→ **INSTRUCTION**
Copy each line that holds "JSON".

→ **MATERIAL SHOWN**
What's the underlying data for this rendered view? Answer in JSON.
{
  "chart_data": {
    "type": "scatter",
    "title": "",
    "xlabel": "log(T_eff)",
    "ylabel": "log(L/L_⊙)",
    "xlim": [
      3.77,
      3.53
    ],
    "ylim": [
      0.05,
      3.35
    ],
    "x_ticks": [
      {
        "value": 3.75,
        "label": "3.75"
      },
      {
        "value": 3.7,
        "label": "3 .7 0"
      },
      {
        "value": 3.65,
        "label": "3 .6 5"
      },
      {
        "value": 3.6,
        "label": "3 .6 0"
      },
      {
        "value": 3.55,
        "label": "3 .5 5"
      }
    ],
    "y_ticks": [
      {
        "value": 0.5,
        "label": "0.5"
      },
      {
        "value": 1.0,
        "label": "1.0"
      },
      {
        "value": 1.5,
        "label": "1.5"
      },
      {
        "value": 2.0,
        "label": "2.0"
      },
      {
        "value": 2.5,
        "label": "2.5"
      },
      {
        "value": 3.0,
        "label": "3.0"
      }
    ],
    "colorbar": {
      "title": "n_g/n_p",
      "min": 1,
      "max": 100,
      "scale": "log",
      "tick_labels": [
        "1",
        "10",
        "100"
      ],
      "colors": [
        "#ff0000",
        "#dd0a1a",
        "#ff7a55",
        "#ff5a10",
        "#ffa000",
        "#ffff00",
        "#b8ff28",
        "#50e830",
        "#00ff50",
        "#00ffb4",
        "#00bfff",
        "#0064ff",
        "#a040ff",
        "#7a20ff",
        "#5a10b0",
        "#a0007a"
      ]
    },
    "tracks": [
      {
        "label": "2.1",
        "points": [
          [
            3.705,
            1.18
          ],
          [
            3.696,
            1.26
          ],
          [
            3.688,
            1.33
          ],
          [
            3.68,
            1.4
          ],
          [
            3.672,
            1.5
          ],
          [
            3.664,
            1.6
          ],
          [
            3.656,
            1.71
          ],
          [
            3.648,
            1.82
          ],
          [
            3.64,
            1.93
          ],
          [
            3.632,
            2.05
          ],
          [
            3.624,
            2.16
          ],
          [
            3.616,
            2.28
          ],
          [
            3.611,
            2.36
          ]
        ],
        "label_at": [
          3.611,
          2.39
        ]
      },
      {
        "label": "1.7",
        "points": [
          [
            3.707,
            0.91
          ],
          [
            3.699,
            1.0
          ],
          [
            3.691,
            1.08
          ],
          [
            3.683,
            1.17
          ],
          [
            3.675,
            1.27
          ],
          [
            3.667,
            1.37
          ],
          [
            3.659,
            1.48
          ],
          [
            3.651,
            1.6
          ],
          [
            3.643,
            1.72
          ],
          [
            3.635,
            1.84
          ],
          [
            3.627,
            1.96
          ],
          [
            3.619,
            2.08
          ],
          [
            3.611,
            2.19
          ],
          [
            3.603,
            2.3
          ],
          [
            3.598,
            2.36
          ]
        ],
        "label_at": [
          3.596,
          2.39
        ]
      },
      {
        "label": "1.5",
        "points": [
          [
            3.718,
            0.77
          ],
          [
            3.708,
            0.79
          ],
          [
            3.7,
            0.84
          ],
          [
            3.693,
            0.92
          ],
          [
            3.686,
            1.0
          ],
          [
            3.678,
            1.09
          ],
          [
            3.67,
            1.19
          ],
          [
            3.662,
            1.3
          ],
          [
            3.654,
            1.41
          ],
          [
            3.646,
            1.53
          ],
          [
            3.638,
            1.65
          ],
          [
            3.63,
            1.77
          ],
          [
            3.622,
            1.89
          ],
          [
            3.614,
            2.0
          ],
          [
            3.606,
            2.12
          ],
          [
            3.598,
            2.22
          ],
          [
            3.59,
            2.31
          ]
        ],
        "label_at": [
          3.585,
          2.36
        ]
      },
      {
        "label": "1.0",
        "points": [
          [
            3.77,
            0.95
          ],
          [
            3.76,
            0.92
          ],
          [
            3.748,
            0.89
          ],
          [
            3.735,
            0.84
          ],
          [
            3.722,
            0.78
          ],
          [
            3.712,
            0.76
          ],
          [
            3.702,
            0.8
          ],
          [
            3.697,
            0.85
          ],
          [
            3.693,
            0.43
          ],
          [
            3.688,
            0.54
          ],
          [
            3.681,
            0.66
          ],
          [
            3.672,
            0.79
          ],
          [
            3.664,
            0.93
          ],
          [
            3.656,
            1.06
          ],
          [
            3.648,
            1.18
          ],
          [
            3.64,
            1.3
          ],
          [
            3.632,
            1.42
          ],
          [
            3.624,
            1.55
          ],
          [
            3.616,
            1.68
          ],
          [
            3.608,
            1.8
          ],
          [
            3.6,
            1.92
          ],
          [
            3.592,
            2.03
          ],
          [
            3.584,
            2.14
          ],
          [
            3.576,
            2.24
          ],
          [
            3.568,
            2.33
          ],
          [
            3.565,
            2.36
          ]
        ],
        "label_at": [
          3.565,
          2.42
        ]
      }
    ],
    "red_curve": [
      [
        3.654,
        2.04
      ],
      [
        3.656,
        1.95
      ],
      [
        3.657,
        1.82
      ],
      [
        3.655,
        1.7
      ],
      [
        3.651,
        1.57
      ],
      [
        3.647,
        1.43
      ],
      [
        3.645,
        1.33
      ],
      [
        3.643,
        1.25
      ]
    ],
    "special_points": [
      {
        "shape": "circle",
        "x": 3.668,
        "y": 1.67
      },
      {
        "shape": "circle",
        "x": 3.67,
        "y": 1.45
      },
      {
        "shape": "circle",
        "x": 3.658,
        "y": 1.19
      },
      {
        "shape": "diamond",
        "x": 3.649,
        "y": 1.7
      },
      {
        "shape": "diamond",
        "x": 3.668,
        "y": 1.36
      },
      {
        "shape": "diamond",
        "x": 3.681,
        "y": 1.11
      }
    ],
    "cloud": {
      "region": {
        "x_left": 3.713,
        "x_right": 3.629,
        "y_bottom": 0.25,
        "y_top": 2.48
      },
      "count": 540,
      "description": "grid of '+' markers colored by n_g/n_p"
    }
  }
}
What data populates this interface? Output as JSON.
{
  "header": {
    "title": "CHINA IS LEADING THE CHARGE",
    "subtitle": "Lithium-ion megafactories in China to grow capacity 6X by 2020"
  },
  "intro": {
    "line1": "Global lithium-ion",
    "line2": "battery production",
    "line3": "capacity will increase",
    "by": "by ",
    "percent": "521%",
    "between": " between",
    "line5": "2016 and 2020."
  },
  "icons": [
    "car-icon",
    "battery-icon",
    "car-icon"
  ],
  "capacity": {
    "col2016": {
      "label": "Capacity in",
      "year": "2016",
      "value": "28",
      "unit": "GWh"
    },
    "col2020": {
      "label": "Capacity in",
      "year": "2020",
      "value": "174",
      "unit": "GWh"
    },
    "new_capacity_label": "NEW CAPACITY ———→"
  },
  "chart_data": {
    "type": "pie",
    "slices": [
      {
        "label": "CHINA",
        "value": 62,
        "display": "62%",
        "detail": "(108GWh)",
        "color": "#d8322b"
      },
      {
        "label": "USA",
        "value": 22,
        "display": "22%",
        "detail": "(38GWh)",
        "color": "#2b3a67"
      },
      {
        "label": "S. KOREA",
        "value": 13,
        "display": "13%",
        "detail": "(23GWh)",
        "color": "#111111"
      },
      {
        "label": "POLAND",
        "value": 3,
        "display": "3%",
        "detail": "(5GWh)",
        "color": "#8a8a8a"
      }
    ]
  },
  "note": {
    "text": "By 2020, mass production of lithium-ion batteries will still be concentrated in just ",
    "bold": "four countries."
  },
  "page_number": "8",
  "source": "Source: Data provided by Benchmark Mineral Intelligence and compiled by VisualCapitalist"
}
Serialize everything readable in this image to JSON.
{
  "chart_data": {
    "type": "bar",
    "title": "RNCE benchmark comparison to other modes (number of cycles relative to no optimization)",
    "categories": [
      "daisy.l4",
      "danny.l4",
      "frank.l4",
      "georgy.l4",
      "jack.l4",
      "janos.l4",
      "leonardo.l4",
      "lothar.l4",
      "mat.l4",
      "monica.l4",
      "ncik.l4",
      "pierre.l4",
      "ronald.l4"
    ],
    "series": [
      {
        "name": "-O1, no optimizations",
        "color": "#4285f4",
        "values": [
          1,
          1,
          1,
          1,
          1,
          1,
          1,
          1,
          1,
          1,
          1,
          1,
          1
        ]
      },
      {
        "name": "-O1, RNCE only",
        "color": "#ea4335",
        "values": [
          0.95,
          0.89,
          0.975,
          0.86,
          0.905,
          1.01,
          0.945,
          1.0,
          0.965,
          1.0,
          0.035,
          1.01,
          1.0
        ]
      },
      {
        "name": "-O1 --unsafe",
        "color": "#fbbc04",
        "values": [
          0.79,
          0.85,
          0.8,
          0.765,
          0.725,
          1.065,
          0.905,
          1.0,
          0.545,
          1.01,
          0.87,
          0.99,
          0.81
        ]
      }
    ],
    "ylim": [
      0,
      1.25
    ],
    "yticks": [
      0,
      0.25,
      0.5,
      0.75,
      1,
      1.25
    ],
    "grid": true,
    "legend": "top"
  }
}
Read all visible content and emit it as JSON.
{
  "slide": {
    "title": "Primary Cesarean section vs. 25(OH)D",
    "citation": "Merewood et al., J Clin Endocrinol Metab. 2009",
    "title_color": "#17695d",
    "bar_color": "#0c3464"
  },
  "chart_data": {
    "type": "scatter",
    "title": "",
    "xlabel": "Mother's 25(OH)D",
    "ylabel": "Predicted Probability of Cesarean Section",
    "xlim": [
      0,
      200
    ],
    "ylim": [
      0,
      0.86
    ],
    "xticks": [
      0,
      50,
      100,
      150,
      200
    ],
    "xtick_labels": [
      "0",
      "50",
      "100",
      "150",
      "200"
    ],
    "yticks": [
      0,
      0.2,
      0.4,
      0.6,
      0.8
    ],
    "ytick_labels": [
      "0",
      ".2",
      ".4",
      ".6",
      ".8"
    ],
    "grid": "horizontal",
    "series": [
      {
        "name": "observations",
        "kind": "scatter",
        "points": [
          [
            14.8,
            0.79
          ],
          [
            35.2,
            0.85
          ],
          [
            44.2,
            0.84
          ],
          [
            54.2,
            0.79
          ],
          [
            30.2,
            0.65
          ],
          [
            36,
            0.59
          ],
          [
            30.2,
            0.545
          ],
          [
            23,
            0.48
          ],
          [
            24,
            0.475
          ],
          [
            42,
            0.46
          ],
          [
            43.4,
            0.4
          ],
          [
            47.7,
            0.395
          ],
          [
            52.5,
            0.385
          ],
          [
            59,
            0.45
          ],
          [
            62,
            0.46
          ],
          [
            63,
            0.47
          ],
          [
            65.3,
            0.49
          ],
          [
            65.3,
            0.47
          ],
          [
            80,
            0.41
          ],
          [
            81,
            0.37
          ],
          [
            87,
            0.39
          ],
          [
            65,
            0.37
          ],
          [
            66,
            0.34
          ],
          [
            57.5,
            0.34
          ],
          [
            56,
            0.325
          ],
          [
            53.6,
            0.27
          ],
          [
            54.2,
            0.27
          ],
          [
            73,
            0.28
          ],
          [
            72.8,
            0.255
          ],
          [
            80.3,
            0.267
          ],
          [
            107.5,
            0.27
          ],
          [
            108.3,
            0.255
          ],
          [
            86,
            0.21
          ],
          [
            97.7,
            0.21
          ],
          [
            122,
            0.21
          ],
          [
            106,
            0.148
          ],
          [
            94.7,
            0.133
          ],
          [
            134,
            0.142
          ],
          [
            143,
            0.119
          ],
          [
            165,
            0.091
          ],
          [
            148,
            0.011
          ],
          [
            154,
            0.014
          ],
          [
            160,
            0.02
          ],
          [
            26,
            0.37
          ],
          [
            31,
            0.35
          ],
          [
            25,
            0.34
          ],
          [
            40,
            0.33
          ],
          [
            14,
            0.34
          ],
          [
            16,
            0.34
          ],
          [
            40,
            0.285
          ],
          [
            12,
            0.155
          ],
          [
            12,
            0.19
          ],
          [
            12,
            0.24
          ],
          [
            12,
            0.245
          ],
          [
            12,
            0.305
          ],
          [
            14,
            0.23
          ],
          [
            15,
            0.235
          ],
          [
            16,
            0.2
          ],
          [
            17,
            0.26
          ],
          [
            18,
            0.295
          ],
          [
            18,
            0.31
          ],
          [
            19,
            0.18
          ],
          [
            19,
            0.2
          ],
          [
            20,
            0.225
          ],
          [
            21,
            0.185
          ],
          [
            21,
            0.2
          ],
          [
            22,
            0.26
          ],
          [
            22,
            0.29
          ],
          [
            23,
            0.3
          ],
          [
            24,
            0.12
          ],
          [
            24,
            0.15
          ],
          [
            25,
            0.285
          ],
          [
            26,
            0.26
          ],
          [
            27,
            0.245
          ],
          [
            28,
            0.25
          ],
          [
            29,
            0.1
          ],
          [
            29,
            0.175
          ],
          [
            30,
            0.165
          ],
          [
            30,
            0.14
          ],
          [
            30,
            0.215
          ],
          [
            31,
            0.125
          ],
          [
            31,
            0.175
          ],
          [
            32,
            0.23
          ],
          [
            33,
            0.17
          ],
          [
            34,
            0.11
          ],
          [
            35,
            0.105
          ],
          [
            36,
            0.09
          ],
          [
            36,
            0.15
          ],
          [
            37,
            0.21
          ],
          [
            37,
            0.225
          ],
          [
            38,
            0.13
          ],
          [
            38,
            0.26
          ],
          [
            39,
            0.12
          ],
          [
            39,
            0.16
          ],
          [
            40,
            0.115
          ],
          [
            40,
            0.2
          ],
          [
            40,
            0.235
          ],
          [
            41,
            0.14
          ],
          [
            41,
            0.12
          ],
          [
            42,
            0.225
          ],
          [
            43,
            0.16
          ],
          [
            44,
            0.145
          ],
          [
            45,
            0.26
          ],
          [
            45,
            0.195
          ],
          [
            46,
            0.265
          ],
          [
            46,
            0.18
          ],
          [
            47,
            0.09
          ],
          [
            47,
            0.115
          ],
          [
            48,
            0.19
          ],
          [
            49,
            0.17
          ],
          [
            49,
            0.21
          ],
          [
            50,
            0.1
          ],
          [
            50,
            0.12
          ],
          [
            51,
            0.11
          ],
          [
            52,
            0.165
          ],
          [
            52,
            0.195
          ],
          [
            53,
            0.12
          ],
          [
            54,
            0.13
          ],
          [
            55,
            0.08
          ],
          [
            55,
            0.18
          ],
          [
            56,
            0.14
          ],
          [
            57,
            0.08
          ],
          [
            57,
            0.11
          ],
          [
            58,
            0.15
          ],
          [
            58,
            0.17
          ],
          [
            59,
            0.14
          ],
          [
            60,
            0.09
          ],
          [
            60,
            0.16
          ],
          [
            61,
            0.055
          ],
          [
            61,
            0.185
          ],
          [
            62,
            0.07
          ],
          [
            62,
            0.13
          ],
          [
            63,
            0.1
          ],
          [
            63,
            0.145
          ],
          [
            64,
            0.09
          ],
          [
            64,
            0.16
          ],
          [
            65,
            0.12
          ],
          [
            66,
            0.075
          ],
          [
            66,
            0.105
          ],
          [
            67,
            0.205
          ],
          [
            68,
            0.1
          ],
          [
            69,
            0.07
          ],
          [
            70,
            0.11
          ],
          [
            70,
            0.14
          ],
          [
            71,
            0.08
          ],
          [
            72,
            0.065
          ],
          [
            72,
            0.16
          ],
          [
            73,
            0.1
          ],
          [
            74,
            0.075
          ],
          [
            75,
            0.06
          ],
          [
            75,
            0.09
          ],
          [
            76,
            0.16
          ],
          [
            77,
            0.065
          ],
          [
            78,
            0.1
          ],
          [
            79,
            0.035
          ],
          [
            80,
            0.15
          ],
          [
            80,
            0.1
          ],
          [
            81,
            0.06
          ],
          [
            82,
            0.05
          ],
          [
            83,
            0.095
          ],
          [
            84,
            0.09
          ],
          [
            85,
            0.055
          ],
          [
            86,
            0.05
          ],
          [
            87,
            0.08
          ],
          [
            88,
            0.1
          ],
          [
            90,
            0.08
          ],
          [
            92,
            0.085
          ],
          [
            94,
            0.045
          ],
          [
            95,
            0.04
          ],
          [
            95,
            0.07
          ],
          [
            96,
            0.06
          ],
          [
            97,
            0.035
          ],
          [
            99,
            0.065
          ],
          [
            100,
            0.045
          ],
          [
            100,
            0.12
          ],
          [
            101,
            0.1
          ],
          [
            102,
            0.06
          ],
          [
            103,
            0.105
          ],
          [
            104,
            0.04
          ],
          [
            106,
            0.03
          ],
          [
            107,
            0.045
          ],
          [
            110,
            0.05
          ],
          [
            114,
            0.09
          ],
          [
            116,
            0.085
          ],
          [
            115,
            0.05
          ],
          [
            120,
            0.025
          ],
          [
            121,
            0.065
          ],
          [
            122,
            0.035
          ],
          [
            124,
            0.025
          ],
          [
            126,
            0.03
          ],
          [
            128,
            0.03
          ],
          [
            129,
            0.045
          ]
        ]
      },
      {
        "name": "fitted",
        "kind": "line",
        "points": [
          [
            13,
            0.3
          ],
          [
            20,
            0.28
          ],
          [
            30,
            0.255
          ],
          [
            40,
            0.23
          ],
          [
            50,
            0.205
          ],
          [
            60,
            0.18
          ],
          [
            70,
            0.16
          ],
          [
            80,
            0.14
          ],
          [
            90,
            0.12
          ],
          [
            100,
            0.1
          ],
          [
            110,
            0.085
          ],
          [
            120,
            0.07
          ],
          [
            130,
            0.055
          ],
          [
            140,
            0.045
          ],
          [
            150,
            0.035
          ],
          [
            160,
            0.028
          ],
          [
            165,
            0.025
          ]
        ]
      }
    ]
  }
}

→ **PROBLEM SOLUTION**
What's the underlying data for this rendered view? Answer in JSON.
What data populates this interface? Output as JSON.
Serialize everything readable in this image to JSON.
Read all visible content and emit it as JSON.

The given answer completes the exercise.